PROBLEM DESCRIPTION — All of the data below should be written out exactly.

DATA ROWS —

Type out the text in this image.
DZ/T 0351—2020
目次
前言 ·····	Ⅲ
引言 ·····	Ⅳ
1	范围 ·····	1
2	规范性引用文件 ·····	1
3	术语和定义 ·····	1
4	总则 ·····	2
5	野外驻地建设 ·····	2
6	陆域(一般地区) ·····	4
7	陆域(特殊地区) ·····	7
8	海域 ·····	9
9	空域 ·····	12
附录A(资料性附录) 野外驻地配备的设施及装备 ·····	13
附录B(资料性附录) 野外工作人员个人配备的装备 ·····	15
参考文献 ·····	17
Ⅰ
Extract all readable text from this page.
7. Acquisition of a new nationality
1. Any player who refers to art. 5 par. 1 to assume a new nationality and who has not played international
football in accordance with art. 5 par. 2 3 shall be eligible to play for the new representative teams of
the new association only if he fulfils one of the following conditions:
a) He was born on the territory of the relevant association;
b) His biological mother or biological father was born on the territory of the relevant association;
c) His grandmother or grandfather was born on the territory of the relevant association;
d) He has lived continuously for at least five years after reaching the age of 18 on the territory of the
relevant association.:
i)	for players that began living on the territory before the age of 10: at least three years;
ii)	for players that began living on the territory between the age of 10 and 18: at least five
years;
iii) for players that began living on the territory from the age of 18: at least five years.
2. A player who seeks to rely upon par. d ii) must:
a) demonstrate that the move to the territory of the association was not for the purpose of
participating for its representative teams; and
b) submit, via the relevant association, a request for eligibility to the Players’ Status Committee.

SOLUTION —
Type out the text in this image.
DZ/T 0351—2020
目次
前言 ·····	Ⅲ
引言 ·····	Ⅳ
1	范围 ·····	1
2	规范性引用文件 ·····	1
3	术语和定义 ·····	1
4	总则 ·····	2
5	野外驻地建设 ·····	2
6	陆域(一般地区) ·····	4
7	陆域(特殊地区) ·····	7
8	海域 ·····	9
9	空域 ·····	12
附录A(资料性附录) 野外驻地配备的设施及装备 ·····	13
附录B(资料性附录) 野外工作人员个人配备的装备 ·····	15
参考文献 ·····	17
Ⅰ
Extract all readable text from this page.
7. Acquisition of a new nationality
1. Any player who refers to art. 5 par. 1 to assume a new nationality and who has not played international
football in accordance with art. 5 par. 2 3 shall be eligible to play for the new representative teams of
the new association only if he fulfils one of the following conditions:
a) He was born on the territory of the relevant association;
b) His biological mother or biological father was born on the territory of the relevant association;
c) His grandmother or grandfather was born on the territory of the relevant association;
d) He has lived continuously for at least five years after reaching the age of 18 on the territory of the
relevant association.:
i)	for players that began living on the territory before the age of 10: at least three years;
ii)	for players that began living on the territory between the age of 10 and 18: at least five
years;
iii) for players that began living on the territory from the age of 18: at least five years.
2. A player who seeks to rely upon par. d ii) must:
a) demonstrate that the move to the territory of the association was not for the purpose of
participating for its representative teams; and
b) submit, via the relevant association, a request for eligibility to the Players’ Status Committee.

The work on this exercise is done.